• Problem details: Your task is to reproduce the material exactly.

Dataset items:
◇ ◇ ◇
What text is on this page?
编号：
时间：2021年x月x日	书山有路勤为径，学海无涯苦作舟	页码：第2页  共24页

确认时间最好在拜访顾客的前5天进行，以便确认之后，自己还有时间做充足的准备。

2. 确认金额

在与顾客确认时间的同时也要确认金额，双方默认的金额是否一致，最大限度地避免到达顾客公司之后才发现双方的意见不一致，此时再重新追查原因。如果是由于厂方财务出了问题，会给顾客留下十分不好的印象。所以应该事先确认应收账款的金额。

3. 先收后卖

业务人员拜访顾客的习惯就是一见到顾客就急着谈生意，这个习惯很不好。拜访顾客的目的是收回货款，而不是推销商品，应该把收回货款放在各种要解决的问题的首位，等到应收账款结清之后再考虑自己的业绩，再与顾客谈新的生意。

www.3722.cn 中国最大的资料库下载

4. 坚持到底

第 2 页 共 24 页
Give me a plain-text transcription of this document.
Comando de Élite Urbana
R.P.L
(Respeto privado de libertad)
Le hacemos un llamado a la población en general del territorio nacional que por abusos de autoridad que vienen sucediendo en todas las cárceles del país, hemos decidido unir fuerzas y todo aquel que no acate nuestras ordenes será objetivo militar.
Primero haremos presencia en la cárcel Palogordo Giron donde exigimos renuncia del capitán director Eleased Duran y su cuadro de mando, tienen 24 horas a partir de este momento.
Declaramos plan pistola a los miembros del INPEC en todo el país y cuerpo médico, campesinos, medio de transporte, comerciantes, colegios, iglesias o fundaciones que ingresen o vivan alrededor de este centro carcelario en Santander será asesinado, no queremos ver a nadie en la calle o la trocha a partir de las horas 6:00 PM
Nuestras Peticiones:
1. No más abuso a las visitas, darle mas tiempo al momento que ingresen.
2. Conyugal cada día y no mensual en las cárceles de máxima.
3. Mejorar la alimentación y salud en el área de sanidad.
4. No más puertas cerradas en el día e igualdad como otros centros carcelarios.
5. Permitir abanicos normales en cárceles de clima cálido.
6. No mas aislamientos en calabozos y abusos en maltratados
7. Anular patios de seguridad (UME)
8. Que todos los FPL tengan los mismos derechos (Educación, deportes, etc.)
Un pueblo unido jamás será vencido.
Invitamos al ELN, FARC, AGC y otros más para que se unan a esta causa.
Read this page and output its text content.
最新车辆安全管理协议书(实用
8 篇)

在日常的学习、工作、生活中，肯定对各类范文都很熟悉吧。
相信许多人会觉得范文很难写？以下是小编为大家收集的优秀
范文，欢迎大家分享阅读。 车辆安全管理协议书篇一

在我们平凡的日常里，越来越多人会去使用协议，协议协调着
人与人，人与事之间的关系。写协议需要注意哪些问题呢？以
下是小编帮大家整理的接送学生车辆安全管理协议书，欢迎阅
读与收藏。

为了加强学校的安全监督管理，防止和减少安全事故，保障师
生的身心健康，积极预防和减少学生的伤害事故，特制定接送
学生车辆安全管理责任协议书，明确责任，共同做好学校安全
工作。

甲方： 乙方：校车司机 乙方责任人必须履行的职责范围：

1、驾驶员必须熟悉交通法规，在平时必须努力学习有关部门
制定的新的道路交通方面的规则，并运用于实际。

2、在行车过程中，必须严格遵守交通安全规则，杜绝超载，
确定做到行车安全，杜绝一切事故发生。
◇ ◇ ◇
• The result:
What text is on this page?
编号：
时间：2021年x月x日	书山有路勤为径，学海无涯苦作舟	页码：第2页  共24页

确认时间最好在拜访顾客的前5天进行，以便确认之后，自己还有时间做充足的准备。

2. 确认金额

在与顾客确认时间的同时也要确认金额，双方默认的金额是否一致，最大限度地避免到达顾客公司之后才发现双方的意见不一致，此时再重新追查原因。如果是由于厂方财务出了问题，会给顾客留下十分不好的印象。所以应该事先确认应收账款的金额。

3. 先收后卖

业务人员拜访顾客的习惯就是一见到顾客就急着谈生意，这个习惯很不好。拜访顾客的目的是收回货款，而不是推销商品，应该把收回货款放在各种要解决的问题的首位，等到应收账款结清之后再考虑自己的业绩，再与顾客谈新的生意。

www.3722.cn 中国最大的资料库下载

4. 坚持到底

第 2 页 共 24 页
Give me a plain-text transcription of this document.
Comando de Élite Urbana
R.P.L
(Respeto privado de libertad)
Le hacemos un llamado a la población en general del territorio nacional que por abusos de autoridad que vienen sucediendo en todas las cárceles del país, hemos decidido unir fuerzas y todo aquel que no acate nuestras ordenes será objetivo militar.
Primero haremos presencia en la cárcel Palogordo Giron donde exigimos renuncia del capitán director Eleased Duran y su cuadro de mando, tienen 24 horas a partir de este momento.
Declaramos plan pistola a los miembros del INPEC en todo el país y cuerpo médico, campesinos, medio de transporte, comerciantes, colegios, iglesias o fundaciones que ingresen o vivan alrededor de este centro carcelario en Santander será asesinado, no queremos ver a nadie en la calle o la trocha a partir de las horas 6:00 PM
Nuestras Peticiones:
1. No más abuso a las visitas, darle mas tiempo al momento que ingresen.
2. Conyugal cada día y no mensual en las cárceles de máxima.
3. Mejorar la alimentación y salud en el área de sanidad.
4. No más puertas cerradas en el día e igualdad como otros centros carcelarios.
5. Permitir abanicos normales en cárceles de clima cálido.
6. No mas aislamientos en calabozos y abusos en maltratados
7. Anular patios de seguridad (UME)
8. Que todos los FPL tengan los mismos derechos (Educación, deportes, etc.)
Un pueblo unido jamás será vencido.
Invitamos al ELN, FARC, AGC y otros más para que se unan a esta causa.
Read this page and output its text content.
最新车辆安全管理协议书(实用
8 篇)

在日常的学习、工作、生活中，肯定对各类范文都很熟悉吧。
相信许多人会觉得范文很难写？以下是小编为大家收集的优秀
范文，欢迎大家分享阅读。 车辆安全管理协议书篇一

在我们平凡的日常里，越来越多人会去使用协议，协议协调着
人与人，人与事之间的关系。写协议需要注意哪些问题呢？以
下是小编帮大家整理的接送学生车辆安全管理协议书，欢迎阅
读与收藏。

为了加强学校的安全监督管理，防止和减少安全事故，保障师
生的身心健康，积极预防和减少学生的伤害事故，特制定接送
学生车辆安全管理责任协议书，明确责任，共同做好学校安全
工作。

甲方： 乙方：校车司机 乙方责任人必须履行的职责范围：

1、驾驶员必须熟悉交通法规，在平时必须努力学习有关部门
制定的新的道路交通方面的规则，并运用于实际。

2、在行车过程中，必须严格遵守交通安全规则，杜绝超载，
确定做到行车安全，杜绝一切事故发生。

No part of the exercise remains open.